(Raw records)
● ● ● ● ●
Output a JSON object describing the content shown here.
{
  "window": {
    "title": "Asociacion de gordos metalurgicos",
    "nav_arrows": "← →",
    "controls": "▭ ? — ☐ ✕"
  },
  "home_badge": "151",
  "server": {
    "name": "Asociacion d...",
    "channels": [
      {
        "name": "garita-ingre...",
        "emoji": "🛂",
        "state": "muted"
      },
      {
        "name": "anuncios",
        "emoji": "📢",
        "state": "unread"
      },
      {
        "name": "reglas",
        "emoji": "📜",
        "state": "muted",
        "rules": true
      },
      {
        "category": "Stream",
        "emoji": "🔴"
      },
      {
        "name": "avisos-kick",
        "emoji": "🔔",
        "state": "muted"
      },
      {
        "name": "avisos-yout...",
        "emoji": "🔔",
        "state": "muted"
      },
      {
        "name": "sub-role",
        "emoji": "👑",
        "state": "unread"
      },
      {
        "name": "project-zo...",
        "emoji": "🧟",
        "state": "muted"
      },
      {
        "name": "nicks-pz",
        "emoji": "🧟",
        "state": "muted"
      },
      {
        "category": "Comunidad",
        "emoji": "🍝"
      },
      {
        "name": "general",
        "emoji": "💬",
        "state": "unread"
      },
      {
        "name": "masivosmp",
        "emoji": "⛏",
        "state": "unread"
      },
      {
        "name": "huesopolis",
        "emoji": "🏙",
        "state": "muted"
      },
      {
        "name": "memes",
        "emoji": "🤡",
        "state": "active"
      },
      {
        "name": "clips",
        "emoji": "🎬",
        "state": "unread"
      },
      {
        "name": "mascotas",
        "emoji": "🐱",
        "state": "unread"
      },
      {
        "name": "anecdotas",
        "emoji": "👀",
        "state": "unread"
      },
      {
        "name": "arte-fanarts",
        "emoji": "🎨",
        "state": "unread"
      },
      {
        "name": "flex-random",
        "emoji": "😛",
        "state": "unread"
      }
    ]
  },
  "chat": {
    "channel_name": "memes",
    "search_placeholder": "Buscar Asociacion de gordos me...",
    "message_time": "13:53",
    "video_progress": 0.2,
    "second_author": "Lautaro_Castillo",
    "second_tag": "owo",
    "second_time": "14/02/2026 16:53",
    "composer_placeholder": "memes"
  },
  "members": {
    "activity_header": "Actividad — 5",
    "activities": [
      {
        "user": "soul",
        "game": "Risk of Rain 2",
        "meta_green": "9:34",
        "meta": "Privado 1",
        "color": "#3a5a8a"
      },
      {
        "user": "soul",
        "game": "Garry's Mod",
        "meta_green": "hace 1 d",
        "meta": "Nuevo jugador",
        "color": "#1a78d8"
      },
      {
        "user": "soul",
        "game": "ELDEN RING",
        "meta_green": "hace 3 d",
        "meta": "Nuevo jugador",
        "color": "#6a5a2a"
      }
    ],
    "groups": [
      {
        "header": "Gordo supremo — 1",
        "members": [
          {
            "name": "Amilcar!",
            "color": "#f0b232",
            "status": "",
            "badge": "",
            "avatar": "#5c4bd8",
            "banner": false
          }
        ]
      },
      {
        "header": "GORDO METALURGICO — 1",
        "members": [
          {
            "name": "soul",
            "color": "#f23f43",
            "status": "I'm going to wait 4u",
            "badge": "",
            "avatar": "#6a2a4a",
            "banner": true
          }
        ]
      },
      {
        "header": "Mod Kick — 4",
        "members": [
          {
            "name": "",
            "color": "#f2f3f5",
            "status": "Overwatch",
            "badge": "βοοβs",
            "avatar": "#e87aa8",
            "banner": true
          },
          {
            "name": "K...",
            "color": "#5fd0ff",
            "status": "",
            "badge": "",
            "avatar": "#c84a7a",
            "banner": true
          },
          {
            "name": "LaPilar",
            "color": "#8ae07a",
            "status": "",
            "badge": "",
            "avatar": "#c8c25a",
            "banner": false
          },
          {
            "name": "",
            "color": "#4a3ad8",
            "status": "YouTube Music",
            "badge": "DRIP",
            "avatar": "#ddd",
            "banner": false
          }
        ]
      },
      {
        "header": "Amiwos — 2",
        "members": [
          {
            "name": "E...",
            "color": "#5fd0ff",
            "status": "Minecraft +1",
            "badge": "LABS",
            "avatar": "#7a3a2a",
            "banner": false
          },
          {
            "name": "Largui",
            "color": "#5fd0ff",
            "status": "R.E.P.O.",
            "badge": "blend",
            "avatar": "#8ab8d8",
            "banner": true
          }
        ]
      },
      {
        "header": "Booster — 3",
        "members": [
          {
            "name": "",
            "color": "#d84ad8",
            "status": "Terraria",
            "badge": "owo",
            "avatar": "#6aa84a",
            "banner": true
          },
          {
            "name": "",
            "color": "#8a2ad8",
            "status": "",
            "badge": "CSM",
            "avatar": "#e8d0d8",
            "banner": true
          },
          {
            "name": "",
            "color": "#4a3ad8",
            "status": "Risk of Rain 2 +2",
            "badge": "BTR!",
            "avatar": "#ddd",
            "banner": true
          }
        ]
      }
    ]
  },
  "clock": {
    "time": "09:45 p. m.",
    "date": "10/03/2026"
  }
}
● ● ● ● ●
> Required work: The data above must be returned in full, exactly as written.

> Complete answer:
Output a JSON object describing the content shown here.
{
  "window": {
    "title": "Asociacion de gordos metalurgicos",
    "nav_arrows": "← →",
    "controls": "▭ ? — ☐ ✕"
  },
  "home_badge": "151",
  "server": {
    "name": "Asociacion d...",
    "channels": [
      {
        "name": "garita-ingre...",
        "emoji": "🛂",
        "state": "muted"
      },
      {
        "name": "anuncios",
        "emoji": "📢",
        "state": "unread"
      },
      {
        "name": "reglas",
        "emoji": "📜",
        "state": "muted",
        "rules": true
      },
      {
        "category": "Stream",
        "emoji": "🔴"
      },
      {
        "name": "avisos-kick",
        "emoji": "🔔",
        "state": "muted"
      },
      {
        "name": "avisos-yout...",
        "emoji": "🔔",
        "state": "muted"
      },
      {
        "name": "sub-role",
        "emoji": "👑",
        "state": "unread"
      },
      {
        "name": "project-zo...",
        "emoji": "🧟",
        "state": "muted"
      },
      {
        "name": "nicks-pz",
        "emoji": "🧟",
        "state": "muted"
      },
      {
        "category": "Comunidad",
        "emoji": "🍝"
      },
      {
        "name": "general",
        "emoji": "💬",
        "state": "unread"
      },
      {
        "name": "masivosmp",
        "emoji": "⛏",
        "state": "unread"
      },
      {
        "name": "huesopolis",
        "emoji": "🏙",
        "state": "muted"
      },
      {
        "name": "memes",
        "emoji": "🤡",
        "state": "active"
      },
      {
        "name": "clips",
        "emoji": "🎬",
        "state": "unread"
      },
      {
        "name": "mascotas",
        "emoji": "🐱",
        "state": "unread"
      },
      {
        "name": "anecdotas",
        "emoji": "👀",
        "state": "unread"
      },
      {
        "name": "arte-fanarts",
        "emoji": "🎨",
        "state": "unread"
      },
      {
        "name": "flex-random",
        "emoji": "😛",
        "state": "unread"
      }
    ]
  },
  "chat": {
    "channel_name": "memes",
    "search_placeholder": "Buscar Asociacion de gordos me...",
    "message_time": "13:53",
    "video_progress": 0.2,
    "second_author": "Lautaro_Castillo",
    "second_tag": "owo",
    "second_time": "14/02/2026 16:53",
    "composer_placeholder": "memes"
  },
  "members": {
    "activity_header": "Actividad — 5",
    "activities": [
      {
        "user": "soul",
        "game": "Risk of Rain 2",
        "meta_green": "9:34",
        "meta": "Privado 1",
        "color": "#3a5a8a"
      },
      {
        "user": "soul",
        "game": "Garry's Mod",
        "meta_green": "hace 1 d",
        "meta": "Nuevo jugador",
        "color": "#1a78d8"
      },
      {
        "user": "soul",
        "game": "ELDEN RING",
        "meta_green": "hace 3 d",
        "meta": "Nuevo jugador",
        "color": "#6a5a2a"
      }
    ],
    "groups": [
      {
        "header": "Gordo supremo — 1",
        "members": [
          {
            "name": "Amilcar!",
            "color": "#f0b232",
            "status": "",
            "badge": "",
            "avatar": "#5c4bd8",
            "banner": false
          }
        ]
      },
      {
        "header": "GORDO METALURGICO — 1",
        "members": [
          {
            "name": "soul",
            "color": "#f23f43",
            "status": "I'm going to wait 4u",
            "badge": "",
            "avatar": "#6a2a4a",
            "banner": true
          }
        ]
      },
      {
        "header": "Mod Kick — 4",
        "members": [
          {
            "name": "",
            "color": "#f2f3f5",
            "status": "Overwatch",
            "badge": "βοοβs",
            "avatar": "#e87aa8",
            "banner": true
          },
          {
            "name": "K...",
            "color": "#5fd0ff",
            "status": "",
            "badge": "",
            "avatar": "#c84a7a",
            "banner": true
          },
          {
            "name": "LaPilar",
            "color": "#8ae07a",
            "status": "",
            "badge": "",
            "avatar": "#c8c25a",
            "banner": false
          },
          {
            "name": "",
            "color": "#4a3ad8",
            "status": "YouTube Music",
            "badge": "DRIP",
            "avatar": "#ddd",
            "banner": false
          }
        ]
      },
      {
        "header": "Amiwos — 2",
        "members": [
          {
            "name": "E...",
            "color": "#5fd0ff",
            "status": "Minecraft +1",
            "badge": "LABS",
            "avatar": "#7a3a2a",
            "banner": false
          },
          {
            "name": "Largui",
            "color": "#5fd0ff",
            "status": "R.E.P.O.",
            "badge": "blend",
            "avatar": "#8ab8d8",
            "banner": true
          }
        ]
      },
      {
        "header": "Booster — 3",
        "members": [
          {
            "name": "",
            "color": "#d84ad8",
            "status": "Terraria",
            "badge": "owo",
            "avatar": "#6aa84a",
            "banner": true
          },
          {
            "name": "",
            "color": "#8a2ad8",
            "status": "",
            "badge": "CSM",
            "avatar": "#e8d0d8",
            "banner": true
          },
          {
            "name": "",
            "color": "#4a3ad8",
            "status": "Risk of Rain 2 +2",
            "badge": "BTR!",
            "avatar": "#ddd",
            "banner": true
          }
        ]
      }
    ]
  },
  "clock": {
    "time": "09:45 p. m.",
    "date": "10/03/2026"
  }
}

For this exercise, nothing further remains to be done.